-- Start of Excerpted data --

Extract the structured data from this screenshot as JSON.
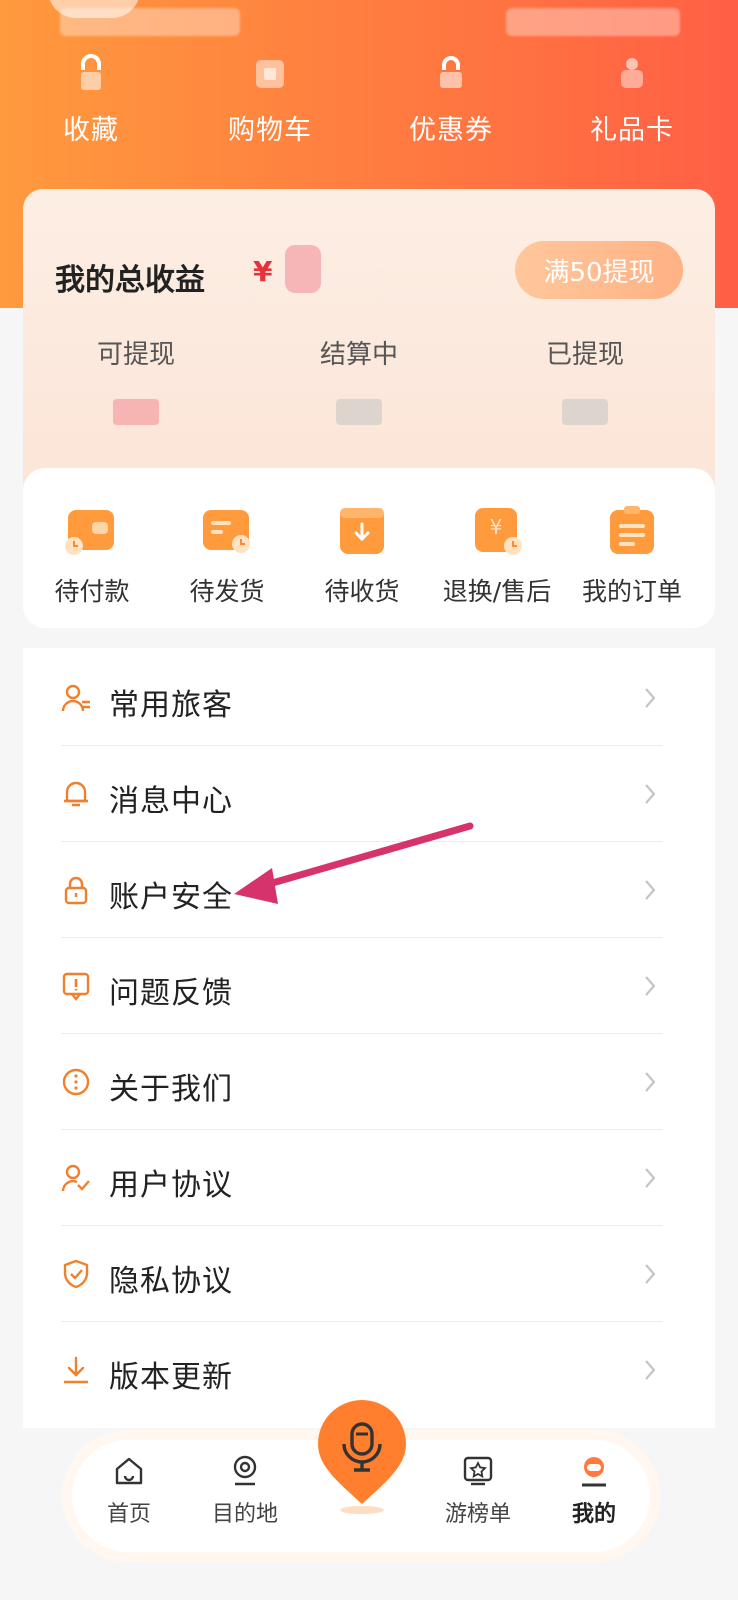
{
  "quick_actions": [
    {
      "label": "收藏",
      "icon": "favorite-icon"
    },
    {
      "label": "购物车",
      "icon": "cart-icon"
    },
    {
      "label": "优惠券",
      "icon": "coupon-icon"
    },
    {
      "label": "礼品卡",
      "icon": "gift-card-icon"
    }
  ],
  "earnings": {
    "title": "我的总收益",
    "currency": "¥",
    "withdraw_button": "满50提现",
    "stats": [
      {
        "label": "可提现"
      },
      {
        "label": "结算中"
      },
      {
        "label": "已提现"
      }
    ]
  },
  "orders": [
    {
      "label": "待付款",
      "icon": "wallet-clock-icon"
    },
    {
      "label": "待发货",
      "icon": "box-clock-icon"
    },
    {
      "label": "待收货",
      "icon": "box-download-icon"
    },
    {
      "label": "退换/售后",
      "icon": "yen-refund-icon"
    },
    {
      "label": "我的订单",
      "icon": "order-list-icon"
    }
  ],
  "menu": [
    {
      "label": "常用旅客",
      "icon": "traveler-icon"
    },
    {
      "label": "消息中心",
      "icon": "bell-icon"
    },
    {
      "label": "账户安全",
      "icon": "lock-icon"
    },
    {
      "label": "问题反馈",
      "icon": "feedback-icon"
    },
    {
      "label": "关于我们",
      "icon": "info-dots-icon"
    },
    {
      "label": "用户协议",
      "icon": "user-agreement-icon"
    },
    {
      "label": "隐私协议",
      "icon": "shield-check-icon"
    },
    {
      "label": "版本更新",
      "icon": "download-icon"
    }
  ],
  "tabbar": [
    {
      "label": "首页",
      "icon": "home-icon"
    },
    {
      "label": "目的地",
      "icon": "location-icon"
    },
    {
      "label": "游榜单",
      "icon": "ranking-icon"
    },
    {
      "label": "我的",
      "icon": "profile-icon",
      "active": true
    }
  ],
  "colors": {
    "accent": "#ff7a3c",
    "header_start": "#ff9a3e",
    "header_end": "#ff5f45",
    "annotation_arrow": "#d6336c"
  }
}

-- End of Excerpted data --

Identify and copy lines that hold the string "clock".

▶ [Full solution]:
      "icon": "wallet-clock-icon"
      "icon": "box-clock-icon"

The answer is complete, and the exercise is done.